• **RECORD SET**
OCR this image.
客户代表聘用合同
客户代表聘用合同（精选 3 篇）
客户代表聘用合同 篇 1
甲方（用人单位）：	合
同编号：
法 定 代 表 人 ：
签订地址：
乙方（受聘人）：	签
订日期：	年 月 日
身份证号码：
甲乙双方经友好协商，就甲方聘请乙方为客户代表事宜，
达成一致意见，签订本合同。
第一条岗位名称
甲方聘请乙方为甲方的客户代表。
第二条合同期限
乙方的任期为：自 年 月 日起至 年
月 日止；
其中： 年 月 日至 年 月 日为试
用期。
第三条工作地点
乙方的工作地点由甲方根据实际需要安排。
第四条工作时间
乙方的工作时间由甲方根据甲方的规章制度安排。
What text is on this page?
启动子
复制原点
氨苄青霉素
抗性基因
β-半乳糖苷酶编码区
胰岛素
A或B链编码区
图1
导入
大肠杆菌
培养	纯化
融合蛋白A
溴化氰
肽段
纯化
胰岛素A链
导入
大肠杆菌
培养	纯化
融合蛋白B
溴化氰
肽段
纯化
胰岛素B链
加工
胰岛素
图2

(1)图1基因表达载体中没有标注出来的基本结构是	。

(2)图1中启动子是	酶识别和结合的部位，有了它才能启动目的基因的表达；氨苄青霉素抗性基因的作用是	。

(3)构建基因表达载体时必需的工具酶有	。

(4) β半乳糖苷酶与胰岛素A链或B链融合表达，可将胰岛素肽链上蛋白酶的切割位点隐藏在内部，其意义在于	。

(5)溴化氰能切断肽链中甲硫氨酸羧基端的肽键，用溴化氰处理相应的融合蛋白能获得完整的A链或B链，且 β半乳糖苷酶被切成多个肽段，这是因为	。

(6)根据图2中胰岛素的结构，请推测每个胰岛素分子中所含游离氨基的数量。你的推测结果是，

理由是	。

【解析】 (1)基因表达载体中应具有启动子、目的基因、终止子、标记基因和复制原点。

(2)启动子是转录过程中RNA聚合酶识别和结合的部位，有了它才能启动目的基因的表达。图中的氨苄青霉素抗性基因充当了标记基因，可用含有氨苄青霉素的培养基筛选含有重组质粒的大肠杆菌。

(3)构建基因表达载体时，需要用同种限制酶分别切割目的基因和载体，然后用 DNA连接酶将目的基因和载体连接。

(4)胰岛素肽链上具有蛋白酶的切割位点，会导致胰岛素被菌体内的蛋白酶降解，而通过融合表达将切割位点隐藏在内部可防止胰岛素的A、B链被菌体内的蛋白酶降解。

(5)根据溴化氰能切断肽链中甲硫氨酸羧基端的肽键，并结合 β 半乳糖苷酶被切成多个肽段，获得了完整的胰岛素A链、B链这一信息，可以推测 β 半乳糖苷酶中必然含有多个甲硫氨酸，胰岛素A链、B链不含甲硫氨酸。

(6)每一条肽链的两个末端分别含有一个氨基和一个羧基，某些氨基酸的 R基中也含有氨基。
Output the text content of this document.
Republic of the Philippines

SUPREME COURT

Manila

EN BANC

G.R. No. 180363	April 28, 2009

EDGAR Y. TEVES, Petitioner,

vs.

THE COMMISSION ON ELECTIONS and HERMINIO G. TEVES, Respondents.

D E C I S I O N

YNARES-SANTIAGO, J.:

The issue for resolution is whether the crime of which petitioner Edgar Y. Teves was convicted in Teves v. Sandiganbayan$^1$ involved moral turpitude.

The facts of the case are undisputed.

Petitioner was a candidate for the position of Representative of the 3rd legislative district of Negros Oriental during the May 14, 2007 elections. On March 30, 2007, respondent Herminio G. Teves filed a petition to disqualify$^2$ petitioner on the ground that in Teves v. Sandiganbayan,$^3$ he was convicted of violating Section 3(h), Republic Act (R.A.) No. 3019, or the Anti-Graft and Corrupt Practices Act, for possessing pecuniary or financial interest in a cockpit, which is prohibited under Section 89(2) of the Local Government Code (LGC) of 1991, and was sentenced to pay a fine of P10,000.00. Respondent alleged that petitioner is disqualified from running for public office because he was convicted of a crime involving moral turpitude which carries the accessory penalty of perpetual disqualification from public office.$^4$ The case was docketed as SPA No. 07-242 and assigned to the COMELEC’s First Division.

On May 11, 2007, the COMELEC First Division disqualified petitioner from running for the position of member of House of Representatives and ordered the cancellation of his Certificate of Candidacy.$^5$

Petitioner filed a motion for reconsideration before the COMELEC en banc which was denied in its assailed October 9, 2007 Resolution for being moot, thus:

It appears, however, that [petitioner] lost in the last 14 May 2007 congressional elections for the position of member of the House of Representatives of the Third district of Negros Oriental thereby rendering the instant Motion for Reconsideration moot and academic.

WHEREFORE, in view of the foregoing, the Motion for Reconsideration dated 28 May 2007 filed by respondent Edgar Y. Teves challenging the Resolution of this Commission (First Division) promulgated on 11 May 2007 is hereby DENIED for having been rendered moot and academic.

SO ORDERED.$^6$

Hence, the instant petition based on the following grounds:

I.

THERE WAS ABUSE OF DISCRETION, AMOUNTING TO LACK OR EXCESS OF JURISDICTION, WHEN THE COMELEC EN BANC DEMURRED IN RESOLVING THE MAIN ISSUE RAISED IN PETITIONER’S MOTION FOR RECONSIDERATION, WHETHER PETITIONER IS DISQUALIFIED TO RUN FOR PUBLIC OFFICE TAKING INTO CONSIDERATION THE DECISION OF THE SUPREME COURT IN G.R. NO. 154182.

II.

• **DIRECTIONS FOR THIS TASK**
Would you reproduce the material above in full, exactly as given?

• **WORKED SOLUTION**
OCR this image.
客户代表聘用合同
客户代表聘用合同（精选 3 篇）
客户代表聘用合同 篇 1
甲方（用人单位）：	合
同编号：
法 定 代 表 人 ：
签订地址：
乙方（受聘人）：	签
订日期：	年 月 日
身份证号码：
甲乙双方经友好协商，就甲方聘请乙方为客户代表事宜，
达成一致意见，签订本合同。
第一条岗位名称
甲方聘请乙方为甲方的客户代表。
第二条合同期限
乙方的任期为：自 年 月 日起至 年
月 日止；
其中： 年 月 日至 年 月 日为试
用期。
第三条工作地点
乙方的工作地点由甲方根据实际需要安排。
第四条工作时间
乙方的工作时间由甲方根据甲方的规章制度安排。
What text is on this page?
启动子
复制原点
氨苄青霉素
抗性基因
β-半乳糖苷酶编码区
胰岛素
A或B链编码区
图1
导入
大肠杆菌
培养	纯化
融合蛋白A
溴化氰
肽段
纯化
胰岛素A链
导入
大肠杆菌
培养	纯化
融合蛋白B
溴化氰
肽段
纯化
胰岛素B链
加工
胰岛素
图2

(1)图1基因表达载体中没有标注出来的基本结构是	。

(2)图1中启动子是	酶识别和结合的部位，有了它才能启动目的基因的表达；氨苄青霉素抗性基因的作用是	。

(3)构建基因表达载体时必需的工具酶有	。

(4) β半乳糖苷酶与胰岛素A链或B链融合表达，可将胰岛素肽链上蛋白酶的切割位点隐藏在内部，其意义在于	。

(5)溴化氰能切断肽链中甲硫氨酸羧基端的肽键，用溴化氰处理相应的融合蛋白能获得完整的A链或B链，且 β半乳糖苷酶被切成多个肽段，这是因为	。

(6)根据图2中胰岛素的结构，请推测每个胰岛素分子中所含游离氨基的数量。你的推测结果是，

理由是	。

【解析】 (1)基因表达载体中应具有启动子、目的基因、终止子、标记基因和复制原点。

(2)启动子是转录过程中RNA聚合酶识别和结合的部位，有了它才能启动目的基因的表达。图中的氨苄青霉素抗性基因充当了标记基因，可用含有氨苄青霉素的培养基筛选含有重组质粒的大肠杆菌。

(3)构建基因表达载体时，需要用同种限制酶分别切割目的基因和载体，然后用 DNA连接酶将目的基因和载体连接。

(4)胰岛素肽链上具有蛋白酶的切割位点，会导致胰岛素被菌体内的蛋白酶降解，而通过融合表达将切割位点隐藏在内部可防止胰岛素的A、B链被菌体内的蛋白酶降解。

(5)根据溴化氰能切断肽链中甲硫氨酸羧基端的肽键，并结合 β 半乳糖苷酶被切成多个肽段，获得了完整的胰岛素A链、B链这一信息，可以推测 β 半乳糖苷酶中必然含有多个甲硫氨酸，胰岛素A链、B链不含甲硫氨酸。

(6)每一条肽链的两个末端分别含有一个氨基和一个羧基，某些氨基酸的 R基中也含有氨基。
Output the text content of this document.
Republic of the Philippines

SUPREME COURT

Manila

EN BANC

G.R. No. 180363	April 28, 2009

EDGAR Y. TEVES, Petitioner,

vs.

THE COMMISSION ON ELECTIONS and HERMINIO G. TEVES, Respondents.

D E C I S I O N

YNARES-SANTIAGO, J.:

The issue for resolution is whether the crime of which petitioner Edgar Y. Teves was convicted in Teves v. Sandiganbayan$^1$ involved moral turpitude.

The facts of the case are undisputed.

Petitioner was a candidate for the position of Representative of the 3rd legislative district of Negros Oriental during the May 14, 2007 elections. On March 30, 2007, respondent Herminio G. Teves filed a petition to disqualify$^2$ petitioner on the ground that in Teves v. Sandiganbayan,$^3$ he was convicted of violating Section 3(h), Republic Act (R.A.) No. 3019, or the Anti-Graft and Corrupt Practices Act, for possessing pecuniary or financial interest in a cockpit, which is prohibited under Section 89(2) of the Local Government Code (LGC) of 1991, and was sentenced to pay a fine of P10,000.00. Respondent alleged that petitioner is disqualified from running for public office because he was convicted of a crime involving moral turpitude which carries the accessory penalty of perpetual disqualification from public office.$^4$ The case was docketed as SPA No. 07-242 and assigned to the COMELEC’s First Division.

On May 11, 2007, the COMELEC First Division disqualified petitioner from running for the position of member of House of Representatives and ordered the cancellation of his Certificate of Candidacy.$^5$

Petitioner filed a motion for reconsideration before the COMELEC en banc which was denied in its assailed October 9, 2007 Resolution for being moot, thus:

It appears, however, that [petitioner] lost in the last 14 May 2007 congressional elections for the position of member of the House of Representatives of the Third district of Negros Oriental thereby rendering the instant Motion for Reconsideration moot and academic.

WHEREFORE, in view of the foregoing, the Motion for Reconsideration dated 28 May 2007 filed by respondent Edgar Y. Teves challenging the Resolution of this Commission (First Division) promulgated on 11 May 2007 is hereby DENIED for having been rendered moot and academic.

SO ORDERED.$^6$

Hence, the instant petition based on the following grounds:

I.

THERE WAS ABUSE OF DISCRETION, AMOUNTING TO LACK OR EXCESS OF JURISDICTION, WHEN THE COMELEC EN BANC DEMURRED IN RESOLVING THE MAIN ISSUE RAISED IN PETITIONER’S MOTION FOR RECONSIDERATION, WHETHER PETITIONER IS DISQUALIFIED TO RUN FOR PUBLIC OFFICE TAKING INTO CONSIDERATION THE DECISION OF THE SUPREME COURT IN G.R. NO. 154182.

II.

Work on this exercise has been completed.